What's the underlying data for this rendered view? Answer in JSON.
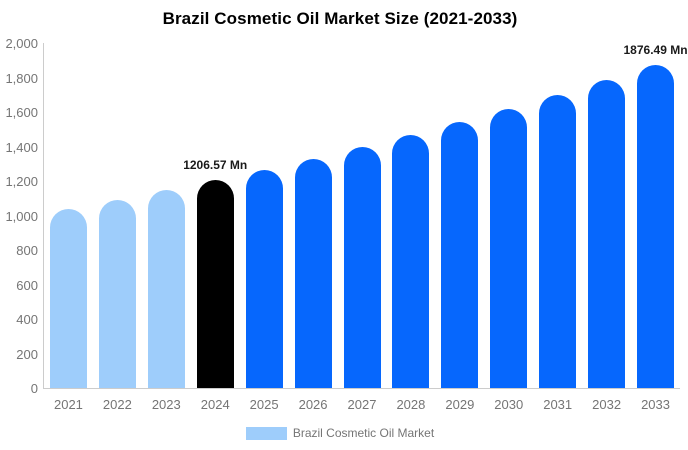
{
  "title": "Brazil Cosmetic Oil Market Size (2021-2033)",
  "legend": {
    "label": "Brazil Cosmetic Oil Market",
    "swatch_color": "#9ECDFB"
  },
  "colors": {
    "historical_bar": "#9ECDFB",
    "base_year_bar": "#000000",
    "forecast_bar": "#0667FD",
    "axis_line": "#CCCCCC",
    "tick_text": "#757575",
    "data_label_text": "#1A1A1A",
    "title_text": "#000000",
    "background": "#FFFFFF"
  },
  "chart_data": {
    "type": "bar",
    "title": "Brazil Cosmetic Oil Market Size (2021-2033)",
    "xlabel": "",
    "ylabel": "",
    "ylim": [
      0,
      2000
    ],
    "grid": false,
    "legend_position": "bottom",
    "categories": [
      "2021",
      "2022",
      "2023",
      "2024",
      "2025",
      "2026",
      "2027",
      "2028",
      "2029",
      "2030",
      "2031",
      "2032",
      "2033"
    ],
    "values": [
      1041.4,
      1093.74,
      1148.77,
      1206.57,
      1267.27,
      1331.03,
      1397.99,
      1468.33,
      1542.2,
      1619.79,
      1701.28,
      1786.88,
      1876.49
    ],
    "bar_colors": [
      "#9ECDFB",
      "#9ECDFB",
      "#9ECDFB",
      "#000000",
      "#0667FD",
      "#0667FD",
      "#0667FD",
      "#0667FD",
      "#0667FD",
      "#0667FD",
      "#0667FD",
      "#0667FD",
      "#0667FD"
    ],
    "data_labels": [
      {
        "category": "2024",
        "index": 3,
        "text": "1206.57 Mn"
      },
      {
        "category": "2033",
        "index": 12,
        "text": "1876.49 Mn"
      }
    ],
    "y_ticks": [
      {
        "value": 0,
        "label": "0"
      },
      {
        "value": 200,
        "label": "200"
      },
      {
        "value": 400,
        "label": "400"
      },
      {
        "value": 600,
        "label": "600"
      },
      {
        "value": 800,
        "label": "800"
      },
      {
        "value": 1000,
        "label": "1,000"
      },
      {
        "value": 1200,
        "label": "1,200"
      },
      {
        "value": 1400,
        "label": "1,400"
      },
      {
        "value": 1600,
        "label": "1,600"
      },
      {
        "value": 1800,
        "label": "1,800"
      },
      {
        "value": 2000,
        "label": "2,000"
      }
    ],
    "series": [
      {
        "name": "Brazil Cosmetic Oil Market",
        "values": [
          1041.4,
          1093.74,
          1148.77,
          1206.57,
          1267.27,
          1331.03,
          1397.99,
          1468.33,
          1542.2,
          1619.79,
          1701.28,
          1786.88,
          1876.49
        ]
      }
    ]
  }
}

····················

> **Given task**: Copy the records exactly as they appear, excluding images.

> **Exercise response**:
What's the underlying data for this rendered view? Answer in JSON.
{
  "title": "Brazil Cosmetic Oil Market Size (2021-2033)",
  "legend": {
    "label": "Brazil Cosmetic Oil Market",
    "swatch_color": "#9ECDFB"
  },
  "colors": {
    "historical_bar": "#9ECDFB",
    "base_year_bar": "#000000",
    "forecast_bar": "#0667FD",
    "axis_line": "#CCCCCC",
    "tick_text": "#757575",
    "data_label_text": "#1A1A1A",
    "title_text": "#000000",
    "background": "#FFFFFF"
  },
  "chart_data": {
    "type": "bar",
    "title": "Brazil Cosmetic Oil Market Size (2021-2033)",
    "xlabel": "",
    "ylabel": "",
    "ylim": [
      0,
      2000
    ],
    "grid": false,
    "legend_position": "bottom",
    "categories": [
      "2021",
      "2022",
      "2023",
      "2024",
      "2025",
      "2026",
      "2027",
      "2028",
      "2029",
      "2030",
      "2031",
      "2032",
      "2033"
    ],
    "values": [
      1041.4,
      1093.74,
      1148.77,
      1206.57,
      1267.27,
      1331.03,
      1397.99,
      1468.33,
      1542.2,
      1619.79,
      1701.28,
      1786.88,
      1876.49
    ],
    "bar_colors": [
      "#9ECDFB",
      "#9ECDFB",
      "#9ECDFB",
      "#000000",
      "#0667FD",
      "#0667FD",
      "#0667FD",
      "#0667FD",
      "#0667FD",
      "#0667FD",
      "#0667FD",
      "#0667FD",
      "#0667FD"
    ],
    "data_labels": [
      {
        "category": "2024",
        "index": 3,
        "text": "1206.57 Mn"
      },
      {
        "category": "2033",
        "index": 12,
        "text": "1876.49 Mn"
      }
    ],
    "y_ticks": [
      {
        "value": 0,
        "label": "0"
      },
      {
        "value": 200,
        "label": "200"
      },
      {
        "value": 400,
        "label": "400"
      },
      {
        "value": 600,
        "label": "600"
      },
      {
        "value": 800,
        "label": "800"
      },
      {
        "value": 1000,
        "label": "1,000"
      },
      {
        "value": 1200,
        "label": "1,200"
      },
      {
        "value": 1400,
        "label": "1,400"
      },
      {
        "value": 1600,
        "label": "1,600"
      },
      {
        "value": 1800,
        "label": "1,800"
      },
      {
        "value": 2000,
        "label": "2,000"
      }
    ],
    "series": [
      {
        "name": "Brazil Cosmetic Oil Market",
        "values": [
          1041.4,
          1093.74,
          1148.77,
          1206.57,
          1267.27,
          1331.03,
          1397.99,
          1468.33,
          1542.2,
          1619.79,
          1701.28,
          1786.88,
          1876.49
        ]
      }
    ]
  }
}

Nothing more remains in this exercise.